Repeat the records exactly. Every line must match.

(Data records)
<<<<

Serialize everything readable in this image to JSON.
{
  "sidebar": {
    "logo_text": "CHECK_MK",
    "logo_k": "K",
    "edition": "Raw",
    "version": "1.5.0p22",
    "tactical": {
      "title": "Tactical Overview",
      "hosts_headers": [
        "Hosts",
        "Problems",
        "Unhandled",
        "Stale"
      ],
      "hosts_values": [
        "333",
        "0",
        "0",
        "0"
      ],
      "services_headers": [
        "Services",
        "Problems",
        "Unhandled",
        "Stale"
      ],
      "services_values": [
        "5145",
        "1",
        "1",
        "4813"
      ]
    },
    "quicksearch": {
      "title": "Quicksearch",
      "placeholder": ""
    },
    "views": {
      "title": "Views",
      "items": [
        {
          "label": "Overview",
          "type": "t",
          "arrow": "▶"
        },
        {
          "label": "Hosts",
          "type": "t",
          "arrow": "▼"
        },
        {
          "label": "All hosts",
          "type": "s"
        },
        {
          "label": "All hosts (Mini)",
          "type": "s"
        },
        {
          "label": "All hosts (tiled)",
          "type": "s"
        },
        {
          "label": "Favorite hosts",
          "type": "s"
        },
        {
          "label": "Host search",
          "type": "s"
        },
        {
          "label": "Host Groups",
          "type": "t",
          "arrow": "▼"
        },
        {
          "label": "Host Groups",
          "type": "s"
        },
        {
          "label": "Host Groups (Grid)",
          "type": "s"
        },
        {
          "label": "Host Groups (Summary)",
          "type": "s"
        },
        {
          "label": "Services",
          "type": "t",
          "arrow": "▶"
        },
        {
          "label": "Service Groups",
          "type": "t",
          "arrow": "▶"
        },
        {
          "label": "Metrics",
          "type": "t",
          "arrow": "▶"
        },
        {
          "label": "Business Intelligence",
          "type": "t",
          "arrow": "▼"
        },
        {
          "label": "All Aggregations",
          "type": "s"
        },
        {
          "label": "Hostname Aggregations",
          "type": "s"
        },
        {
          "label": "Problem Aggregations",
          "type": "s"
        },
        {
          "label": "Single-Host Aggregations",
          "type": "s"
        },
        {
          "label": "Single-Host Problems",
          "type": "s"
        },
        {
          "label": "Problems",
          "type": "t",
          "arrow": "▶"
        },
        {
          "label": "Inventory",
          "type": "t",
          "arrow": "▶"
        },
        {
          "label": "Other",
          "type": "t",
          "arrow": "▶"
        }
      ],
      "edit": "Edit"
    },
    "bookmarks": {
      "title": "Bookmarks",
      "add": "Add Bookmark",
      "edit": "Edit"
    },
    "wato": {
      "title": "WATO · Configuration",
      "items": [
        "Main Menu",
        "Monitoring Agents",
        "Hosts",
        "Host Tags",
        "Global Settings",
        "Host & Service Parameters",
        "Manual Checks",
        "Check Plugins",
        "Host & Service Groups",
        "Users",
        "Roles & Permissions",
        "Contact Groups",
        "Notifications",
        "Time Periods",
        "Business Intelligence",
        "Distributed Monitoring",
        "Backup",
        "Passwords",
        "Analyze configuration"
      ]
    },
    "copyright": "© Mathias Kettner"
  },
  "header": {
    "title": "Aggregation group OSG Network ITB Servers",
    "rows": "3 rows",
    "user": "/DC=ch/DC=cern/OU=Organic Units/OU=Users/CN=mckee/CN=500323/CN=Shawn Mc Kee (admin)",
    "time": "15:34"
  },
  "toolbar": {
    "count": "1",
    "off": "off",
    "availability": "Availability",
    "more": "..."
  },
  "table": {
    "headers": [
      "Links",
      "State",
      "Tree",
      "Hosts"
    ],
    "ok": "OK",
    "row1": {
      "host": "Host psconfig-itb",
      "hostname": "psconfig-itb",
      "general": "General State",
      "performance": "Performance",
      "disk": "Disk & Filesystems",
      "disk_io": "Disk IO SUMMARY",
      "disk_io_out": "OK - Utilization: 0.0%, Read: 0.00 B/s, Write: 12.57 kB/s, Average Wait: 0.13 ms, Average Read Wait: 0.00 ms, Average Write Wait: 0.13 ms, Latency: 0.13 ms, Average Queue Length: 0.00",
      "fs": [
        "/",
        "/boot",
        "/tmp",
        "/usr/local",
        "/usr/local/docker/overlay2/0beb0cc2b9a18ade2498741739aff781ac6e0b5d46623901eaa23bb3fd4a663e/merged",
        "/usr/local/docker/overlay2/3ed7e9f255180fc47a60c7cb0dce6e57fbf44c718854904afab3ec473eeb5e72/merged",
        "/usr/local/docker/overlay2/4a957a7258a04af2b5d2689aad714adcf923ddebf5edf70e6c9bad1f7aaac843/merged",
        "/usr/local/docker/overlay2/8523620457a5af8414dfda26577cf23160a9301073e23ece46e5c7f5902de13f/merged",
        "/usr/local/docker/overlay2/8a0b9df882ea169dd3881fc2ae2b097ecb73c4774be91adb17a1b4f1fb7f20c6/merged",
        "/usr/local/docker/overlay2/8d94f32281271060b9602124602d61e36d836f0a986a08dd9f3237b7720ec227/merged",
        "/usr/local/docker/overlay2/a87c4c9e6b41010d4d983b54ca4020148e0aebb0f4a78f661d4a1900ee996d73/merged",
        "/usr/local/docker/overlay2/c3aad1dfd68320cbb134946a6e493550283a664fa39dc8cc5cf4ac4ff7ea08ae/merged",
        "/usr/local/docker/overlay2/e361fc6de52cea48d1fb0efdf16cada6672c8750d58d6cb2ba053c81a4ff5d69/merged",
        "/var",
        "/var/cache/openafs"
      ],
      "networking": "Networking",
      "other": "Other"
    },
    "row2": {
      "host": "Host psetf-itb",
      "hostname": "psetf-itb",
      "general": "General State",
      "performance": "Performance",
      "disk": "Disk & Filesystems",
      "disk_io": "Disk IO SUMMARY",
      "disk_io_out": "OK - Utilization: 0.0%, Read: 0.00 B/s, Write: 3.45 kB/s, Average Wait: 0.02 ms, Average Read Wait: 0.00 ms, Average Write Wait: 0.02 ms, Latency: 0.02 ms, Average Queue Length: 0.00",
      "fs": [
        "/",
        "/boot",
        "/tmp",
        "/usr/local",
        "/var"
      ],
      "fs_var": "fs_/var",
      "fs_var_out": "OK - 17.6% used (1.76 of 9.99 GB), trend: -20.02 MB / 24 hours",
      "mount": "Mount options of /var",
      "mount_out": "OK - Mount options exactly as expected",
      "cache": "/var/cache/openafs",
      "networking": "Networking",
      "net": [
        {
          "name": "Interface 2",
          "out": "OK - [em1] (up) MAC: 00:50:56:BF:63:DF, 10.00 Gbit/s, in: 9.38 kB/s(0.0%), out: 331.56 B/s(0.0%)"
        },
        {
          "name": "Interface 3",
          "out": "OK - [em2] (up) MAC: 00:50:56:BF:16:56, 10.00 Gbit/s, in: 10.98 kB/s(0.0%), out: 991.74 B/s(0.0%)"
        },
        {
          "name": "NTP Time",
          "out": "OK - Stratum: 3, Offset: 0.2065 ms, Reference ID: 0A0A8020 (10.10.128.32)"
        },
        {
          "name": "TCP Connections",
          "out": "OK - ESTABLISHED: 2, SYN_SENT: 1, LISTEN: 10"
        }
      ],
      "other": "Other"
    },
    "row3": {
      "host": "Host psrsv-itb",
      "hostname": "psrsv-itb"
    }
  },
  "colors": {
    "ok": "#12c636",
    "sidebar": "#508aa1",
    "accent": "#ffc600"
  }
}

>>>>

▸ Answer to this task:
Serialize everything readable in this image to JSON.
{
  "sidebar": {
    "logo_text": "CHECK_MK",
    "logo_k": "K",
    "edition": "Raw",
    "version": "1.5.0p22",
    "tactical": {
      "title": "Tactical Overview",
      "hosts_headers": [
        "Hosts",
        "Problems",
        "Unhandled",
        "Stale"
      ],
      "hosts_values": [
        "333",
        "0",
        "0",
        "0"
      ],
      "services_headers": [
        "Services",
        "Problems",
        "Unhandled",
        "Stale"
      ],
      "services_values": [
        "5145",
        "1",
        "1",
        "4813"
      ]
    },
    "quicksearch": {
      "title": "Quicksearch",
      "placeholder": ""
    },
    "views": {
      "title": "Views",
      "items": [
        {
          "label": "Overview",
          "type": "t",
          "arrow": "▶"
        },
        {
          "label": "Hosts",
          "type": "t",
          "arrow": "▼"
        },
        {
          "label": "All hosts",
          "type": "s"
        },
        {
          "label": "All hosts (Mini)",
          "type": "s"
        },
        {
          "label": "All hosts (tiled)",
          "type": "s"
        },
        {
          "label": "Favorite hosts",
          "type": "s"
        },
        {
          "label": "Host search",
          "type": "s"
        },
        {
          "label": "Host Groups",
          "type": "t",
          "arrow": "▼"
        },
        {
          "label": "Host Groups",
          "type": "s"
        },
        {
          "label": "Host Groups (Grid)",
          "type": "s"
        },
        {
          "label": "Host Groups (Summary)",
          "type": "s"
        },
        {
          "label": "Services",
          "type": "t",
          "arrow": "▶"
        },
        {
          "label": "Service Groups",
          "type": "t",
          "arrow": "▶"
        },
        {
          "label": "Metrics",
          "type": "t",
          "arrow": "▶"
        },
        {
          "label": "Business Intelligence",
          "type": "t",
          "arrow": "▼"
        },
        {
          "label": "All Aggregations",
          "type": "s"
        },
        {
          "label": "Hostname Aggregations",
          "type": "s"
        },
        {
          "label": "Problem Aggregations",
          "type": "s"
        },
        {
          "label": "Single-Host Aggregations",
          "type": "s"
        },
        {
          "label": "Single-Host Problems",
          "type": "s"
        },
        {
          "label": "Problems",
          "type": "t",
          "arrow": "▶"
        },
        {
          "label": "Inventory",
          "type": "t",
          "arrow": "▶"
        },
        {
          "label": "Other",
          "type": "t",
          "arrow": "▶"
        }
      ],
      "edit": "Edit"
    },
    "bookmarks": {
      "title": "Bookmarks",
      "add": "Add Bookmark",
      "edit": "Edit"
    },
    "wato": {
      "title": "WATO · Configuration",
      "items": [
        "Main Menu",
        "Monitoring Agents",
        "Hosts",
        "Host Tags",
        "Global Settings",
        "Host & Service Parameters",
        "Manual Checks",
        "Check Plugins",
        "Host & Service Groups",
        "Users",
        "Roles & Permissions",
        "Contact Groups",
        "Notifications",
        "Time Periods",
        "Business Intelligence",
        "Distributed Monitoring",
        "Backup",
        "Passwords",
        "Analyze configuration"
      ]
    },
    "copyright": "© Mathias Kettner"
  },
  "header": {
    "title": "Aggregation group OSG Network ITB Servers",
    "rows": "3 rows",
    "user": "/DC=ch/DC=cern/OU=Organic Units/OU=Users/CN=mckee/CN=500323/CN=Shawn Mc Kee (admin)",
    "time": "15:34"
  },
  "toolbar": {
    "count": "1",
    "off": "off",
    "availability": "Availability",
    "more": "..."
  },
  "table": {
    "headers": [
      "Links",
      "State",
      "Tree",
      "Hosts"
    ],
    "ok": "OK",
    "row1": {
      "host": "Host psconfig-itb",
      "hostname": "psconfig-itb",
      "general": "General State",
      "performance": "Performance",
      "disk": "Disk & Filesystems",
      "disk_io": "Disk IO SUMMARY",
      "disk_io_out": "OK - Utilization: 0.0%, Read: 0.00 B/s, Write: 12.57 kB/s, Average Wait: 0.13 ms, Average Read Wait: 0.00 ms, Average Write Wait: 0.13 ms, Latency: 0.13 ms, Average Queue Length: 0.00",
      "fs": [
        "/",
        "/boot",
        "/tmp",
        "/usr/local",
        "/usr/local/docker/overlay2/0beb0cc2b9a18ade2498741739aff781ac6e0b5d46623901eaa23bb3fd4a663e/merged",
        "/usr/local/docker/overlay2/3ed7e9f255180fc47a60c7cb0dce6e57fbf44c718854904afab3ec473eeb5e72/merged",
        "/usr/local/docker/overlay2/4a957a7258a04af2b5d2689aad714adcf923ddebf5edf70e6c9bad1f7aaac843/merged",
        "/usr/local/docker/overlay2/8523620457a5af8414dfda26577cf23160a9301073e23ece46e5c7f5902de13f/merged",
        "/usr/local/docker/overlay2/8a0b9df882ea169dd3881fc2ae2b097ecb73c4774be91adb17a1b4f1fb7f20c6/merged",
        "/usr/local/docker/overlay2/8d94f32281271060b9602124602d61e36d836f0a986a08dd9f3237b7720ec227/merged",
        "/usr/local/docker/overlay2/a87c4c9e6b41010d4d983b54ca4020148e0aebb0f4a78f661d4a1900ee996d73/merged",
        "/usr/local/docker/overlay2/c3aad1dfd68320cbb134946a6e493550283a664fa39dc8cc5cf4ac4ff7ea08ae/merged",
        "/usr/local/docker/overlay2/e361fc6de52cea48d1fb0efdf16cada6672c8750d58d6cb2ba053c81a4ff5d69/merged",
        "/var",
        "/var/cache/openafs"
      ],
      "networking": "Networking",
      "other": "Other"
    },
    "row2": {
      "host": "Host psetf-itb",
      "hostname": "psetf-itb",
      "general": "General State",
      "performance": "Performance",
      "disk": "Disk & Filesystems",
      "disk_io": "Disk IO SUMMARY",
      "disk_io_out": "OK - Utilization: 0.0%, Read: 0.00 B/s, Write: 3.45 kB/s, Average Wait: 0.02 ms, Average Read Wait: 0.00 ms, Average Write Wait: 0.02 ms, Latency: 0.02 ms, Average Queue Length: 0.00",
      "fs": [
        "/",
        "/boot",
        "/tmp",
        "/usr/local",
        "/var"
      ],
      "fs_var": "fs_/var",
      "fs_var_out": "OK - 17.6% used (1.76 of 9.99 GB), trend: -20.02 MB / 24 hours",
      "mount": "Mount options of /var",
      "mount_out": "OK - Mount options exactly as expected",
      "cache": "/var/cache/openafs",
      "networking": "Networking",
      "net": [
        {
          "name": "Interface 2",
          "out": "OK - [em1] (up) MAC: 00:50:56:BF:63:DF, 10.00 Gbit/s, in: 9.38 kB/s(0.0%), out: 331.56 B/s(0.0%)"
        },
        {
          "name": "Interface 3",
          "out": "OK - [em2] (up) MAC: 00:50:56:BF:16:56, 10.00 Gbit/s, in: 10.98 kB/s(0.0%), out: 991.74 B/s(0.0%)"
        },
        {
          "name": "NTP Time",
          "out": "OK - Stratum: 3, Offset: 0.2065 ms, Reference ID: 0A0A8020 (10.10.128.32)"
        },
        {
          "name": "TCP Connections",
          "out": "OK - ESTABLISHED: 2, SYN_SENT: 1, LISTEN: 10"
        }
      ],
      "other": "Other"
    },
    "row3": {
      "host": "Host psrsv-itb",
      "hostname": "psrsv-itb"
    }
  },
  "colors": {
    "ok": "#12c636",
    "sidebar": "#508aa1",
    "accent": "#ffc600"
  }
}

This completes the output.